Data listing

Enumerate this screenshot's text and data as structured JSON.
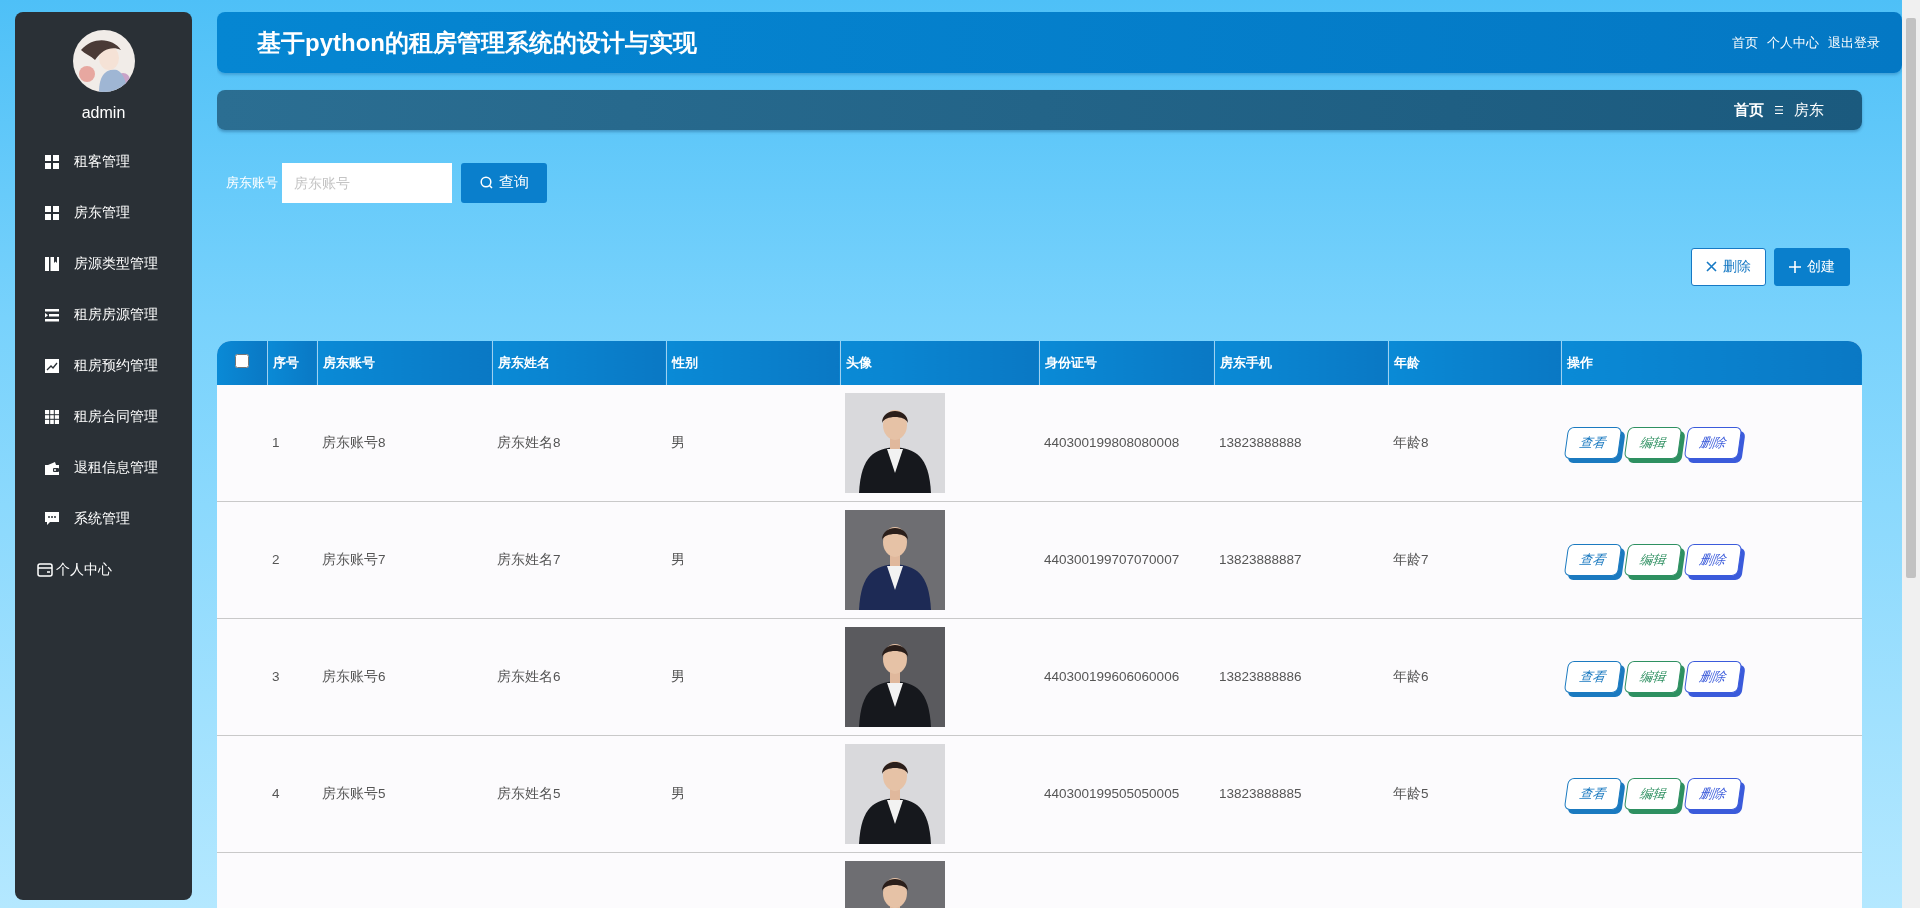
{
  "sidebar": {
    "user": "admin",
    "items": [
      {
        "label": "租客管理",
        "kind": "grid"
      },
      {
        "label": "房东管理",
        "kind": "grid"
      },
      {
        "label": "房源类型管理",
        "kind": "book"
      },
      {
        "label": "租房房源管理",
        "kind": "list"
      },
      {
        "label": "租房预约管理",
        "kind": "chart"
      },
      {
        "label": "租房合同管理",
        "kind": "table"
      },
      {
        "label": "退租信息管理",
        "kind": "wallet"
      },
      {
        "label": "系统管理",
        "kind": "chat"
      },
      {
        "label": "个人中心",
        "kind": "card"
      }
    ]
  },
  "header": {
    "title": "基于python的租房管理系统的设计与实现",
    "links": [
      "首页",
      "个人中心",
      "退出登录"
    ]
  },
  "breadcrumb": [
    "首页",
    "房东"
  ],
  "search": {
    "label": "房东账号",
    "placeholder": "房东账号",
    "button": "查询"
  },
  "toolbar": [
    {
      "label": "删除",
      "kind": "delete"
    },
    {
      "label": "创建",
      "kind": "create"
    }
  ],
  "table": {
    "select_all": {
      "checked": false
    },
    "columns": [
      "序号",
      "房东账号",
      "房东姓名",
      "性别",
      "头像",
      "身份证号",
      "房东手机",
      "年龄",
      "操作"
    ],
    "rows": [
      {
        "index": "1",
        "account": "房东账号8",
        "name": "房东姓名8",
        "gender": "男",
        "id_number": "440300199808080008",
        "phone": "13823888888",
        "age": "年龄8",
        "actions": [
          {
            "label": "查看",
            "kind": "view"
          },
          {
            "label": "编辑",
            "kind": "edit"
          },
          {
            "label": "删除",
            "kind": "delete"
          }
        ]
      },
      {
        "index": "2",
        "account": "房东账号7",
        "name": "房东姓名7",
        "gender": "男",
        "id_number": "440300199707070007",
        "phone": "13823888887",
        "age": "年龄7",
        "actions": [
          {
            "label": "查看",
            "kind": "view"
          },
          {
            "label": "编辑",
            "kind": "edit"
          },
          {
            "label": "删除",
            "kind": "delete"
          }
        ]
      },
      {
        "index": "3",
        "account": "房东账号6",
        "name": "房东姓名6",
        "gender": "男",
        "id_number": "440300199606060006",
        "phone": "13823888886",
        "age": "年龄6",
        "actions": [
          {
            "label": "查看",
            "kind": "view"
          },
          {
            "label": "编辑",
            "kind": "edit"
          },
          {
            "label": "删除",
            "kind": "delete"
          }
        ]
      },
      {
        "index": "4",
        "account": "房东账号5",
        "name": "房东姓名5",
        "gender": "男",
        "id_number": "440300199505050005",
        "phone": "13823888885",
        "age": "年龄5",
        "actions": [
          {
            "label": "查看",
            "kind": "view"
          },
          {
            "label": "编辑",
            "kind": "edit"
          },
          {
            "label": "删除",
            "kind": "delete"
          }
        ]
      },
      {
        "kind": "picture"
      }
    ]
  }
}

__WHAT YOU ARE ASKED TO DO__:
Output, exactly, all the records above; include no pictures.

__TASK SOLUTION__:
Enumerate this screenshot's text and data as structured JSON.
{
  "sidebar": {
    "user": "admin",
    "items": [
      {
        "label": "租客管理",
        "kind": "grid"
      },
      {
        "label": "房东管理",
        "kind": "grid"
      },
      {
        "label": "房源类型管理",
        "kind": "book"
      },
      {
        "label": "租房房源管理",
        "kind": "list"
      },
      {
        "label": "租房预约管理",
        "kind": "chart"
      },
      {
        "label": "租房合同管理",
        "kind": "table"
      },
      {
        "label": "退租信息管理",
        "kind": "wallet"
      },
      {
        "label": "系统管理",
        "kind": "chat"
      },
      {
        "label": "个人中心",
        "kind": "card"
      }
    ]
  },
  "header": {
    "title": "基于python的租房管理系统的设计与实现",
    "links": [
      "首页",
      "个人中心",
      "退出登录"
    ]
  },
  "breadcrumb": [
    "首页",
    "房东"
  ],
  "search": {
    "label": "房东账号",
    "placeholder": "房东账号",
    "button": "查询"
  },
  "toolbar": [
    {
      "label": "删除",
      "kind": "delete"
    },
    {
      "label": "创建",
      "kind": "create"
    }
  ],
  "table": {
    "select_all": {
      "checked": false
    },
    "columns": [
      "序号",
      "房东账号",
      "房东姓名",
      "性别",
      "头像",
      "身份证号",
      "房东手机",
      "年龄",
      "操作"
    ],
    "rows": [
      {
        "index": "1",
        "account": "房东账号8",
        "name": "房东姓名8",
        "gender": "男",
        "id_number": "440300199808080008",
        "phone": "13823888888",
        "age": "年龄8",
        "actions": [
          {
            "label": "查看",
            "kind": "view"
          },
          {
            "label": "编辑",
            "kind": "edit"
          },
          {
            "label": "删除",
            "kind": "delete"
          }
        ]
      },
      {
        "index": "2",
        "account": "房东账号7",
        "name": "房东姓名7",
        "gender": "男",
        "id_number": "440300199707070007",
        "phone": "13823888887",
        "age": "年龄7",
        "actions": [
          {
            "label": "查看",
            "kind": "view"
          },
          {
            "label": "编辑",
            "kind": "edit"
          },
          {
            "label": "删除",
            "kind": "delete"
          }
        ]
      },
      {
        "index": "3",
        "account": "房东账号6",
        "name": "房东姓名6",
        "gender": "男",
        "id_number": "440300199606060006",
        "phone": "13823888886",
        "age": "年龄6",
        "actions": [
          {
            "label": "查看",
            "kind": "view"
          },
          {
            "label": "编辑",
            "kind": "edit"
          },
          {
            "label": "删除",
            "kind": "delete"
          }
        ]
      },
      {
        "index": "4",
        "account": "房东账号5",
        "name": "房东姓名5",
        "gender": "男",
        "id_number": "440300199505050005",
        "phone": "13823888885",
        "age": "年龄5",
        "actions": [
          {
            "label": "查看",
            "kind": "view"
          },
          {
            "label": "编辑",
            "kind": "edit"
          },
          {
            "label": "删除",
            "kind": "delete"
          }
        ]
      },
      {
        "kind": "picture"
      }
    ]
  }
}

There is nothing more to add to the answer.